- **Request**
Every line that contains the word "this" should be copied out.

- **Available records**
****

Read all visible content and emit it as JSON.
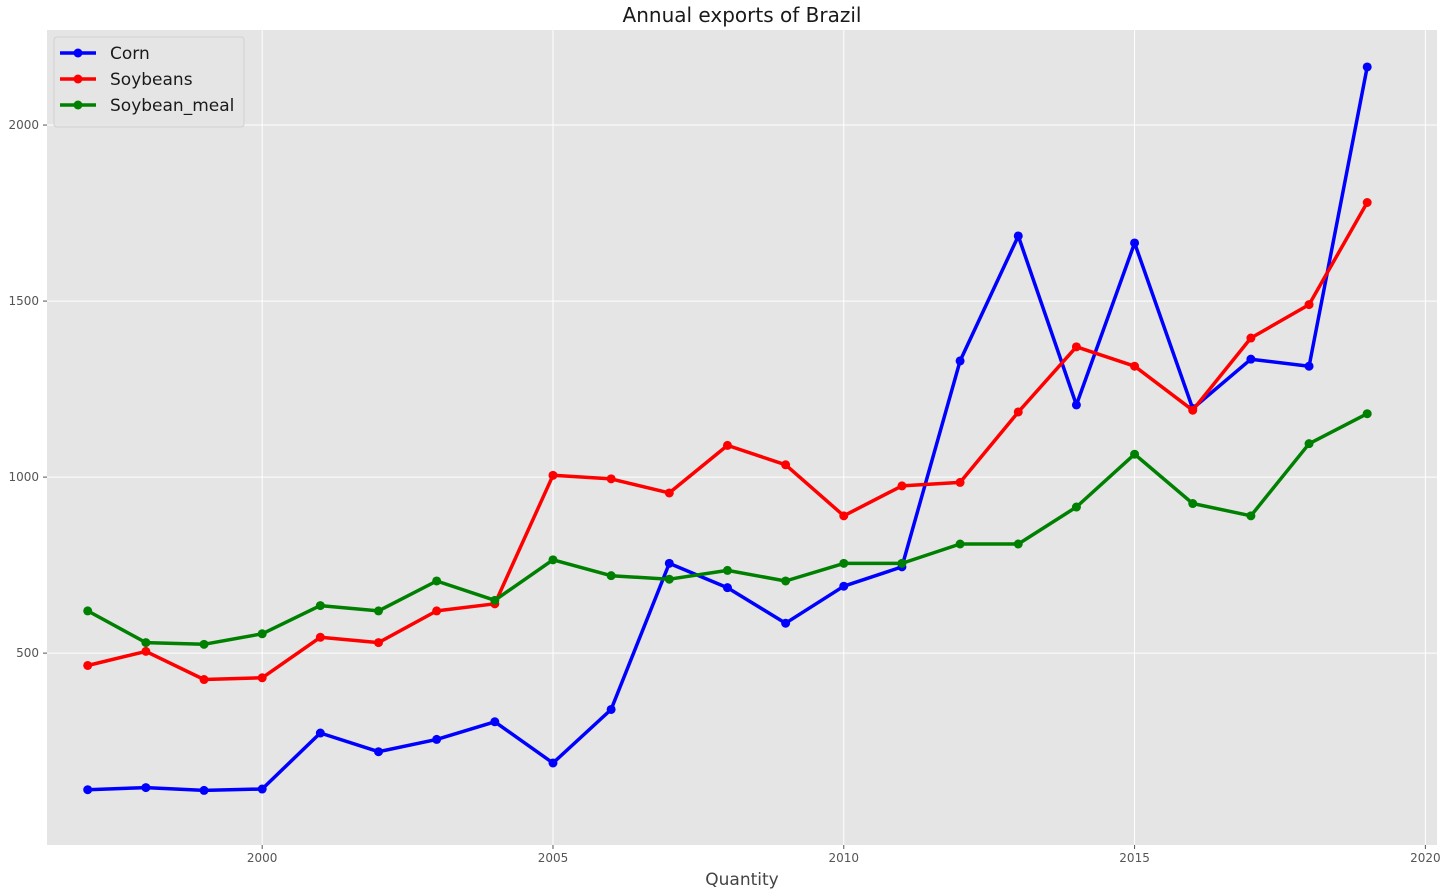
{
  "chart_data": {
    "type": "line",
    "title": "Annual exports of Brazil",
    "xlabel": "Quantity",
    "ylabel": "",
    "xlim": [
      1996.3,
      2020.2
    ],
    "ylim": [
      -45,
      2270
    ],
    "xticks": [
      2000,
      2005,
      2010,
      2015,
      2020
    ],
    "yticks": [
      500,
      1000,
      1500,
      2000
    ],
    "grid": true,
    "legend_position": "top-left",
    "colors": {
      "plot_background": "#e5e5e5",
      "grid": "#ffffff",
      "Corn": "#0000ff",
      "Soybeans": "#ff0000",
      "Soybean_meal": "#008000"
    },
    "x": [
      1997,
      1998,
      1999,
      2000,
      2001,
      2002,
      2003,
      2004,
      2005,
      2006,
      2007,
      2008,
      2009,
      2010,
      2011,
      2012,
      2013,
      2014,
      2015,
      2016,
      2017,
      2018,
      2019
    ],
    "series": [
      {
        "name": "Corn",
        "values": [
          112,
          118,
          110,
          114,
          273,
          220,
          255,
          305,
          188,
          340,
          755,
          686,
          585,
          690,
          745,
          1330,
          1685,
          1205,
          1665,
          1195,
          1335,
          1315,
          2165
        ]
      },
      {
        "name": "Soybeans",
        "values": [
          465,
          505,
          425,
          430,
          545,
          530,
          620,
          640,
          1005,
          995,
          955,
          1090,
          1035,
          890,
          975,
          985,
          1185,
          1370,
          1315,
          1190,
          1395,
          1490,
          1780
        ]
      },
      {
        "name": "Soybean_meal",
        "values": [
          620,
          530,
          525,
          555,
          635,
          620,
          705,
          650,
          765,
          720,
          710,
          735,
          705,
          755,
          755,
          810,
          810,
          915,
          1065,
          925,
          890,
          1095,
          1180
        ]
      }
    ]
  }
}
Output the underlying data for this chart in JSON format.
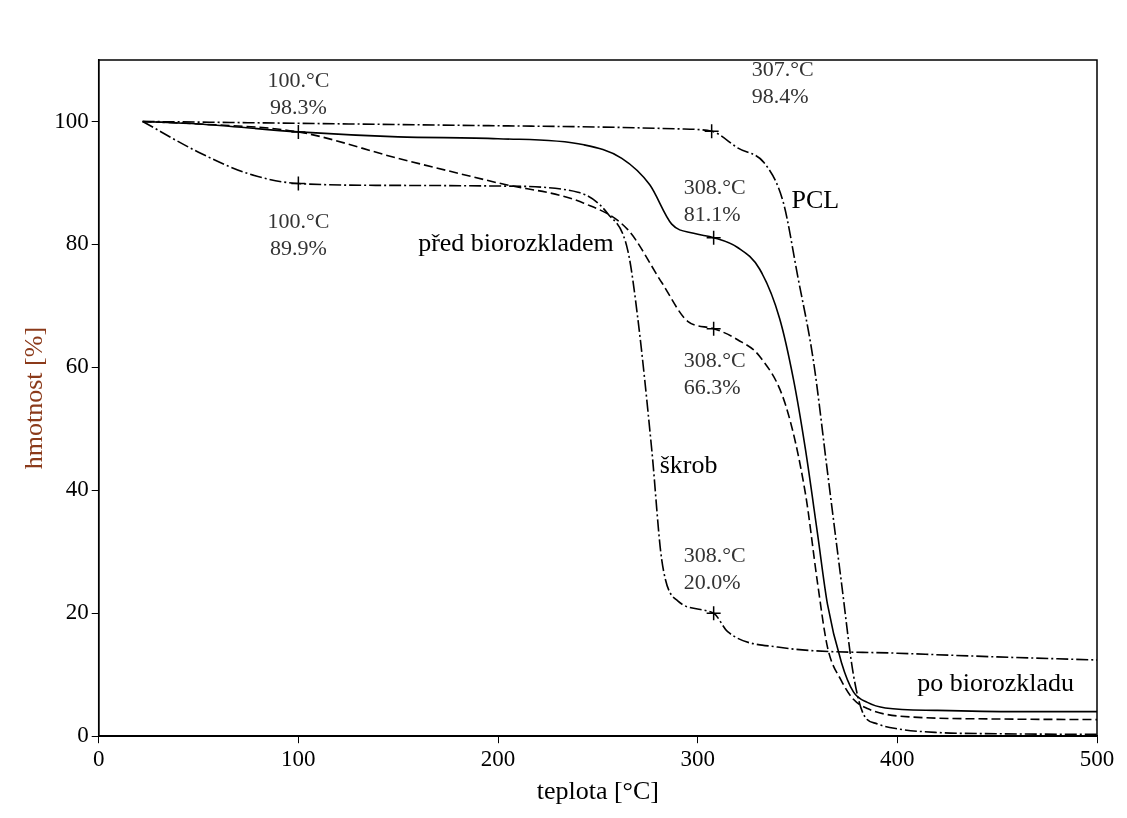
{
  "chart_data": {
    "type": "line",
    "xlabel": "teplota [°C]",
    "ylabel": "hmotnost [%]",
    "xlim": [
      0,
      500
    ],
    "ylim": [
      0,
      110
    ],
    "xticks": [
      0,
      100,
      200,
      300,
      400,
      500
    ],
    "yticks": [
      0,
      20,
      40,
      60,
      80,
      100
    ],
    "grid": false,
    "legend": false,
    "marker": "none",
    "series": [
      {
        "name": "PCL",
        "color": "#000000",
        "line_style": "dotted",
        "x": [
          22,
          50,
          100,
          150,
          200,
          250,
          290,
          307,
          320,
          334,
          343,
          350,
          358,
          365,
          372,
          378,
          383,
          390,
          400,
          420,
          450,
          500
        ],
        "values": [
          100,
          99.9,
          99.7,
          99.5,
          99.3,
          99.1,
          98.8,
          98.4,
          95.7,
          93,
          86.7,
          75,
          61,
          43,
          25,
          10,
          3.6,
          2,
          1.2,
          0.6,
          0.4,
          0.3
        ]
      },
      {
        "name": "po biorozkladu",
        "color": "#000000",
        "line_style": "solid",
        "x": [
          22,
          50,
          100,
          150,
          200,
          243,
          262,
          276,
          287,
          298,
          308,
          320,
          331,
          341,
          348,
          354,
          360,
          365,
          372,
          378,
          385,
          394,
          420,
          460,
          500
        ],
        "values": [
          100,
          99.6,
          98.3,
          97.5,
          97.2,
          96.2,
          94,
          89.7,
          83.3,
          81.8,
          81.1,
          79.5,
          76,
          68,
          58,
          46.6,
          33,
          21.5,
          12,
          7.2,
          5.5,
          4.6,
          4.2,
          4,
          4
        ]
      },
      {
        "name": "před biorozkladem",
        "color": "#000000",
        "line_style": "dashed",
        "x": [
          22,
          50,
          100,
          150,
          200,
          243,
          265,
          282,
          295,
          308,
          320,
          331,
          344,
          354,
          360,
          365,
          372,
          378,
          385,
          400,
          450,
          500
        ],
        "values": [
          100,
          99.6,
          98.3,
          94,
          90,
          86.7,
          82.4,
          73.8,
          67.5,
          66.3,
          64.5,
          61.8,
          53.9,
          39.4,
          25,
          14.5,
          9,
          6,
          4.5,
          3.3,
          2.8,
          2.7
        ]
      },
      {
        "name": "škrob",
        "color": "#000000",
        "line_style": "dotted",
        "x": [
          22,
          50,
          75,
          100,
          150,
          200,
          240,
          255,
          265,
          270,
          277,
          282,
          290,
          308,
          315,
          340,
          400,
          450,
          500
        ],
        "values": [
          100,
          95,
          91.5,
          89.9,
          89.6,
          89.5,
          88.5,
          85,
          79,
          68,
          46.6,
          28.7,
          22,
          20,
          17,
          14.5,
          13.5,
          12.9,
          12.4
        ]
      }
    ],
    "annotations": [
      {
        "text": "100.°C\n98.3%",
        "x": 100,
        "y": 98.3
      },
      {
        "text": "100.°C\n89.9%",
        "x": 100,
        "y": 89.9
      },
      {
        "text": "307.°C\n98.4%",
        "x": 307,
        "y": 98.4
      },
      {
        "text": "308.°C\n81.1%",
        "x": 308,
        "y": 81.1
      },
      {
        "text": "308.°C\n66.3%",
        "x": 308,
        "y": 66.3
      },
      {
        "text": "308.°C\n20.0%",
        "x": 308,
        "y": 20
      }
    ]
  }
}
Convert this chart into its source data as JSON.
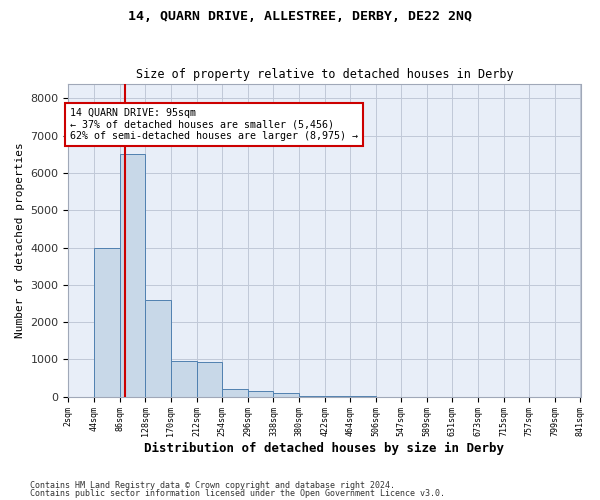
{
  "title_line1": "14, QUARN DRIVE, ALLESTREE, DERBY, DE22 2NQ",
  "title_line2": "Size of property relative to detached houses in Derby",
  "xlabel": "Distribution of detached houses by size in Derby",
  "ylabel": "Number of detached properties",
  "bar_edges": [
    2,
    44,
    86,
    128,
    170,
    212,
    254,
    296,
    338,
    380,
    422,
    464,
    506,
    547,
    589,
    631,
    673,
    715,
    757,
    799,
    841
  ],
  "bar_heights": [
    0,
    4000,
    6500,
    2600,
    950,
    920,
    200,
    150,
    100,
    10,
    10,
    5,
    0,
    0,
    0,
    0,
    0,
    0,
    0,
    0
  ],
  "bar_color": "#c8d8e8",
  "bar_edge_color": "#5080b0",
  "property_line_x": 95,
  "property_line_color": "#cc0000",
  "annotation_text": "14 QUARN DRIVE: 95sqm\n← 37% of detached houses are smaller (5,456)\n62% of semi-detached houses are larger (8,975) →",
  "annotation_box_color": "#ffffff",
  "annotation_box_edge_color": "#cc0000",
  "ylim": [
    0,
    8400
  ],
  "yticks": [
    0,
    1000,
    2000,
    3000,
    4000,
    5000,
    6000,
    7000,
    8000
  ],
  "grid_color": "#c0c8d8",
  "bg_color": "#e8eef8",
  "fig_bg_color": "#ffffff",
  "tick_labels": [
    "2sqm",
    "44sqm",
    "86sqm",
    "128sqm",
    "170sqm",
    "212sqm",
    "254sqm",
    "296sqm",
    "338sqm",
    "380sqm",
    "422sqm",
    "464sqm",
    "506sqm",
    "547sqm",
    "589sqm",
    "631sqm",
    "673sqm",
    "715sqm",
    "757sqm",
    "799sqm",
    "841sqm"
  ],
  "footnote1": "Contains HM Land Registry data © Crown copyright and database right 2024.",
  "footnote2": "Contains public sector information licensed under the Open Government Licence v3.0."
}
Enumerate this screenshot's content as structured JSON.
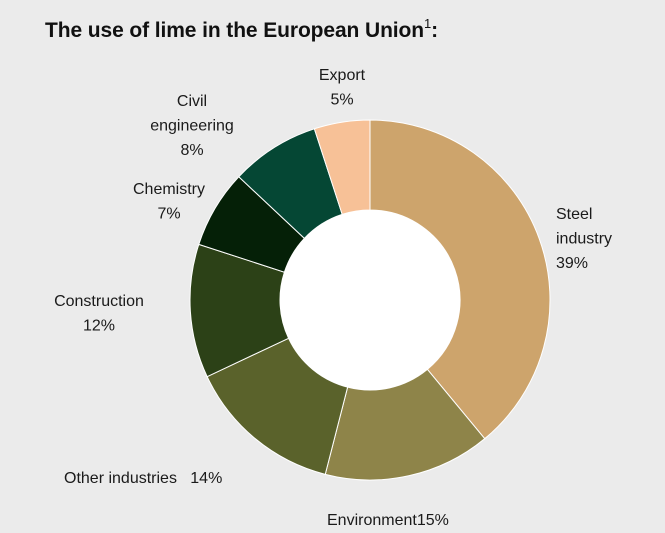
{
  "title": {
    "text": "The use of lime in the European Union",
    "footnote_mark": "1",
    "suffix": ":"
  },
  "chart_data": {
    "type": "pie",
    "variant": "donut",
    "title": "The use of lime in the European Union",
    "unit": "%",
    "slices": [
      {
        "label": "Steel industry",
        "value": 39,
        "color": "#cda46c",
        "label_lines": [
          "Steel",
          "industry",
          "39%"
        ]
      },
      {
        "label": "Environment",
        "value": 15,
        "color": "#8e8449",
        "label_lines": [
          "Environment15%"
        ]
      },
      {
        "label": "Other industries",
        "value": 14,
        "color": "#5a622b",
        "label_lines": [
          "Other industries   14%"
        ]
      },
      {
        "label": "Construction",
        "value": 12,
        "color": "#2c4117",
        "label_lines": [
          "Construction",
          "12%"
        ]
      },
      {
        "label": "Chemistry",
        "value": 7,
        "color": "#052007",
        "label_lines": [
          "Chemistry",
          "7%"
        ]
      },
      {
        "label": "Civil engineering",
        "value": 8,
        "color": "#054734",
        "label_lines": [
          "Civil",
          "engineering",
          "8%"
        ]
      },
      {
        "label": "Export",
        "value": 5,
        "color": "#f7c197",
        "label_lines": [
          "Export",
          "5%"
        ]
      }
    ],
    "start": "top (12 o'clock)",
    "direction": "clockwise",
    "legend": "none (direct labels)"
  }
}
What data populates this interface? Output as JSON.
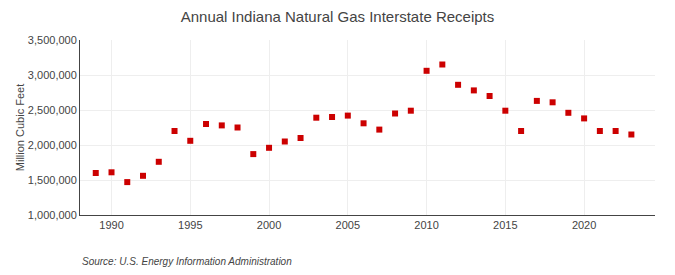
{
  "chart_data": {
    "type": "scatter",
    "title": "Annual Indiana Natural Gas Interstate Receipts",
    "ylabel": "Million Cubic Feet",
    "annotations": [
      "Source: U.S. Energy Information Administration"
    ],
    "x": [
      1989,
      1990,
      1991,
      1992,
      1993,
      1994,
      1995,
      1996,
      1997,
      1998,
      1999,
      2000,
      2001,
      2002,
      2003,
      2004,
      2005,
      2006,
      2007,
      2008,
      2009,
      2010,
      2011,
      2012,
      2013,
      2014,
      2015,
      2016,
      2017,
      2018,
      2019,
      2020,
      2021,
      2022,
      2023
    ],
    "values": [
      1600000,
      1610000,
      1470000,
      1560000,
      1760000,
      2200000,
      2060000,
      2300000,
      2280000,
      2250000,
      1870000,
      1960000,
      2050000,
      2100000,
      2390000,
      2400000,
      2420000,
      2310000,
      2220000,
      2450000,
      2490000,
      3060000,
      3150000,
      2860000,
      2780000,
      2700000,
      2490000,
      2200000,
      2630000,
      2610000,
      2460000,
      2380000,
      2200000,
      2200000,
      2150000
    ],
    "color": "#cc0000",
    "marker": "square",
    "xlim": [
      1988.0,
      2024.5
    ],
    "xticks": [
      1990,
      1995,
      2000,
      2005,
      2010,
      2015,
      2020
    ],
    "ylim": [
      1000000,
      3500000
    ],
    "yticks": [
      {
        "value": 1000000,
        "label": "1,000,000"
      },
      {
        "value": 1500000,
        "label": "1,500,000"
      },
      {
        "value": 2000000,
        "label": "2,000,000"
      },
      {
        "value": 2500000,
        "label": "2,500,000"
      },
      {
        "value": 3000000,
        "label": "3,000,000"
      },
      {
        "value": 3500000,
        "label": "3,500,000"
      }
    ],
    "grid": true
  }
}
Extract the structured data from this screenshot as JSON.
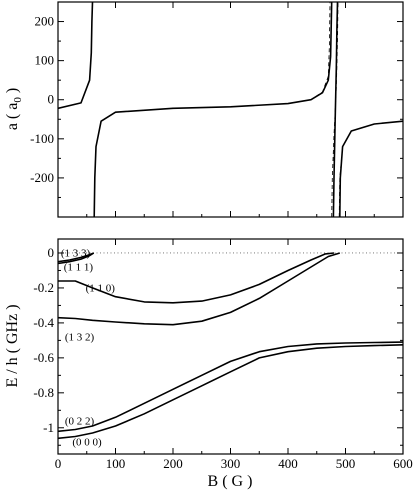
{
  "chart_data": [
    {
      "type": "line",
      "ylabel": "a ( a",
      "ylabel_sub": "0",
      "ylabel_close": " )",
      "xlim": [
        0,
        600
      ],
      "ylim": [
        -300,
        250
      ],
      "yticks": [
        200,
        100,
        0,
        -100,
        -200
      ],
      "yticklabels": [
        "200",
        "100",
        "0",
        "-100",
        "-200"
      ],
      "resonances_G": [
        62,
        478,
        488
      ],
      "series": [
        {
          "style": "solid",
          "x": [
            0,
            40,
            55,
            58,
            59,
            60
          ],
          "y": [
            -22,
            -8,
            50,
            120,
            200,
            250
          ]
        },
        {
          "style": "solid",
          "x": [
            63,
            64,
            66,
            75,
            100,
            200,
            300,
            400,
            440,
            460,
            470,
            474,
            476
          ],
          "y": [
            -300,
            -200,
            -120,
            -55,
            -32,
            -22,
            -18,
            -10,
            0,
            18,
            50,
            110,
            250
          ]
        },
        {
          "style": "solid",
          "x": [
            479,
            480,
            482,
            484,
            485,
            486
          ],
          "y": [
            -300,
            -200,
            -60,
            80,
            180,
            250
          ]
        },
        {
          "style": "solid",
          "x": [
            490,
            491,
            495,
            510,
            550,
            600
          ],
          "y": [
            -300,
            -200,
            -120,
            -80,
            -62,
            -55
          ]
        },
        {
          "style": "dashed",
          "x": [
            0,
            40,
            55,
            58,
            59,
            60
          ],
          "y": [
            -22,
            -8,
            50,
            120,
            200,
            250
          ]
        },
        {
          "style": "dashed",
          "x": [
            63,
            64,
            66,
            75,
            100,
            200,
            300,
            400,
            440,
            460,
            470,
            472,
            473
          ],
          "y": [
            -300,
            -200,
            -120,
            -55,
            -32,
            -22,
            -18,
            -10,
            0,
            20,
            60,
            140,
            250
          ]
        },
        {
          "style": "dashed",
          "x": [
            476,
            477,
            480,
            484,
            486,
            487
          ],
          "y": [
            -300,
            -200,
            -90,
            30,
            150,
            250
          ]
        },
        {
          "style": "dashed",
          "x": [
            489,
            490,
            495,
            510,
            550,
            600
          ],
          "y": [
            -300,
            -200,
            -120,
            -80,
            -62,
            -55
          ]
        }
      ]
    },
    {
      "type": "line",
      "xlabel": "B ( G )",
      "ylabel": "E / h ( GHz )",
      "xlim": [
        0,
        600
      ],
      "ylim": [
        -1.15,
        0.08
      ],
      "xticks": [
        0,
        100,
        200,
        300,
        400,
        500,
        600
      ],
      "xticklabels": [
        "0",
        "100",
        "200",
        "300",
        "400",
        "500",
        "600"
      ],
      "yticks": [
        0,
        -0.2,
        -0.4,
        -0.6,
        -0.8,
        -1
      ],
      "yticklabels": [
        "0",
        "-0.2",
        "-0.4",
        "-0.6",
        "-0.8",
        "-1"
      ],
      "zero_line": true,
      "labels": [
        "(1 3 3)",
        "(1 1 1)",
        "(1 1 0)",
        "(1 3 2)",
        "(0 2 2)",
        "(0 0 0)"
      ],
      "series": [
        {
          "x": [
            0,
            20,
            40,
            55,
            62
          ],
          "y": [
            -0.05,
            -0.04,
            -0.025,
            -0.01,
            0.0
          ]
        },
        {
          "x": [
            0,
            20,
            40,
            55,
            62
          ],
          "y": [
            -0.06,
            -0.05,
            -0.035,
            -0.015,
            0.0
          ]
        },
        {
          "x": [
            0,
            30,
            60,
            100,
            150,
            200,
            250,
            300,
            350,
            400,
            440,
            465,
            480
          ],
          "y": [
            -0.16,
            -0.16,
            -0.2,
            -0.25,
            -0.28,
            -0.285,
            -0.275,
            -0.24,
            -0.18,
            -0.1,
            -0.04,
            -0.005,
            0.0
          ]
        },
        {
          "x": [
            0,
            30,
            60,
            100,
            150,
            200,
            250,
            300,
            350,
            400,
            440,
            470,
            490
          ],
          "y": [
            -0.37,
            -0.375,
            -0.385,
            -0.395,
            -0.405,
            -0.41,
            -0.39,
            -0.34,
            -0.26,
            -0.16,
            -0.08,
            -0.02,
            0.0
          ]
        },
        {
          "x": [
            0,
            30,
            60,
            100,
            150,
            200,
            250,
            300,
            350,
            400,
            450,
            500,
            550,
            600
          ],
          "y": [
            -1.02,
            -1.01,
            -0.99,
            -0.94,
            -0.86,
            -0.78,
            -0.7,
            -0.62,
            -0.565,
            -0.535,
            -0.52,
            -0.515,
            -0.512,
            -0.51
          ]
        },
        {
          "x": [
            0,
            30,
            60,
            100,
            150,
            200,
            250,
            300,
            350,
            400,
            450,
            500,
            550,
            600
          ],
          "y": [
            -1.06,
            -1.05,
            -1.03,
            -0.99,
            -0.92,
            -0.84,
            -0.76,
            -0.68,
            -0.6,
            -0.565,
            -0.545,
            -0.535,
            -0.53,
            -0.525
          ]
        }
      ]
    }
  ]
}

****

- **Written solution**
Output the underlying data for this chart in JSON format.
Convert this chart into its source data as JSON.
Enumerate this screenshot's content as structured JSON.
What data populates this interface? Output as JSON.
Extract the structured data from this screenshot as JSON.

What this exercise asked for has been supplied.